Estes 22.619 milhões de euros arrecadados com o IRS e com o IVA representam um aumento de 3,5% face ao mesmo período de 2014, abaixo dos 3,7% previstos no Orçamento do Estado para 2015 e que é o crescimento que terá de ser ultrapassado para que haja alguma devolução da sobretaxa em 2016.
O secretário de Estado dos Assuntos Fiscais admitiu ao Parlamento que possa ter sido criada a perceção de uma promessa com as previsões do crédito fiscal da sobretaxa do IRS, negando “qualquer empolamento” da receita de IRS e IVA em agosto.
Na comissão parlamentar de Orçamento, Finanças e Modernização Administrativa, na qual está a ser ouvido, Paulo Núncio recusou que a redução da previsão da devolução da sobretaxa do IRS de 35,3% em agosto para 0% em outubro se deva ao “empolamento artificial da receita” ou por via de uma “intervenção hipotética e imaginária” destes impostos pelo Governo, no mês anterior às eleições legislativas.

Dados de origem
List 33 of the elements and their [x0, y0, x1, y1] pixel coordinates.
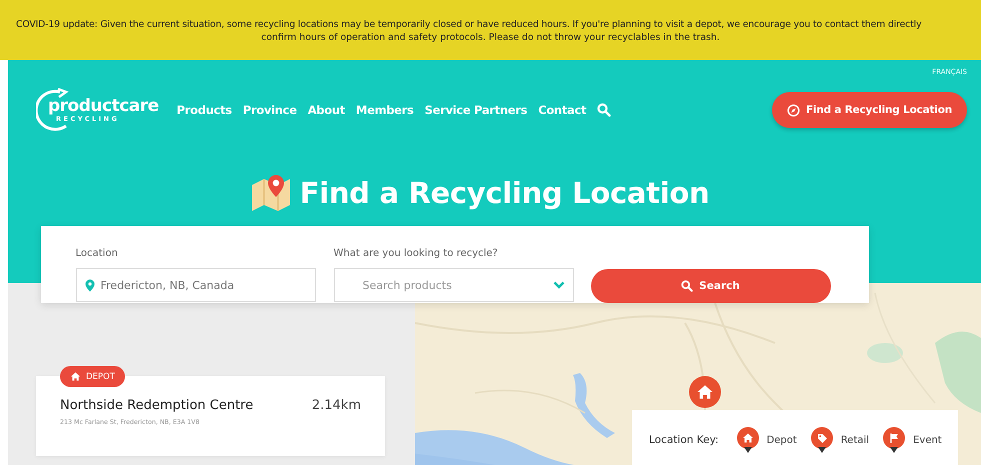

Objetivo
Que diz o excerto sobre a sobretaxa do IRS de "Estes 22.619 milhões" a "sobretaxa em 2016."? Transcreva esse trecho sem qualquer alteração.

Resposta à tarefa
Estes 22.619 milhões de euros arrecadados com o IRS e com o IVA representam um aumento de 3,5% face ao mesmo período de 2014, abaixo dos 3,7% previstos no Orçamento do Estado para 2015 e que é o crescimento que terá de ser ultrapassado para que haja alguma devolução da sobretaxa em 2016.